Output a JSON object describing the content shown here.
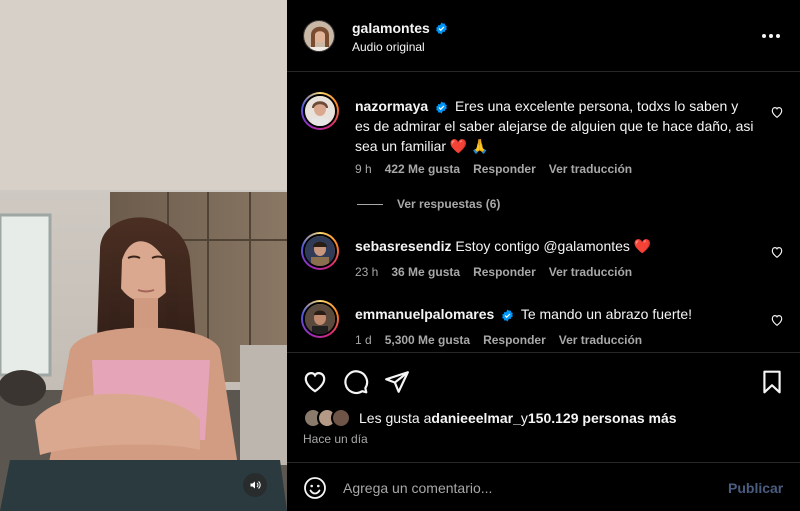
{
  "post": {
    "author": "galamontes",
    "audio": "Audio original"
  },
  "comments": [
    {
      "user": "nazormaya",
      "verified": true,
      "text": "Eres una excelente persona, todxs lo saben y es de admirar el saber alejarse de alguien que te hace daño, asi sea un familiar ❤️ 🙏",
      "age": "9 h",
      "likes": "422 Me gusta",
      "reply": "Responder",
      "translate": "Ver traducción",
      "view_replies": "Ver respuestas (6)"
    },
    {
      "user": "sebasresendiz",
      "verified": false,
      "text": "Estoy contigo @galamontes ❤️",
      "age": "23 h",
      "likes": "36 Me gusta",
      "reply": "Responder",
      "translate": "Ver traducción"
    },
    {
      "user": "emmanuelpalomares",
      "verified": true,
      "text": "Te mando un abrazo fuerte!",
      "age": "1 d",
      "likes": "5,300 Me gusta",
      "reply": "Responder",
      "translate": "Ver traducción"
    }
  ],
  "likes_line": {
    "prefix": "Les gusta a ",
    "user": "danieeelmar_",
    "middle": " y ",
    "others": "150.129 personas más"
  },
  "posted_ago": "Hace un día",
  "composer": {
    "placeholder": "Agrega un comentario...",
    "publish": "Publicar"
  },
  "colors": {
    "background": "#000000",
    "secondary_text": "#a8a8a8",
    "verified": "#0095f6",
    "publish_disabled": "#4a5d80"
  },
  "icons": [
    "speaker-icon",
    "more-icon",
    "verified-icon",
    "heart-icon",
    "comment-icon",
    "share-icon",
    "bookmark-icon",
    "emoji-icon"
  ]
}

-=-=-

Copy out the lines in which the string "galamontes" appears.

- [SOLUTION TO THE EXERCISE]:
    "author": "galamontes",
      "text": "Estoy contigo @galamontes ❤️",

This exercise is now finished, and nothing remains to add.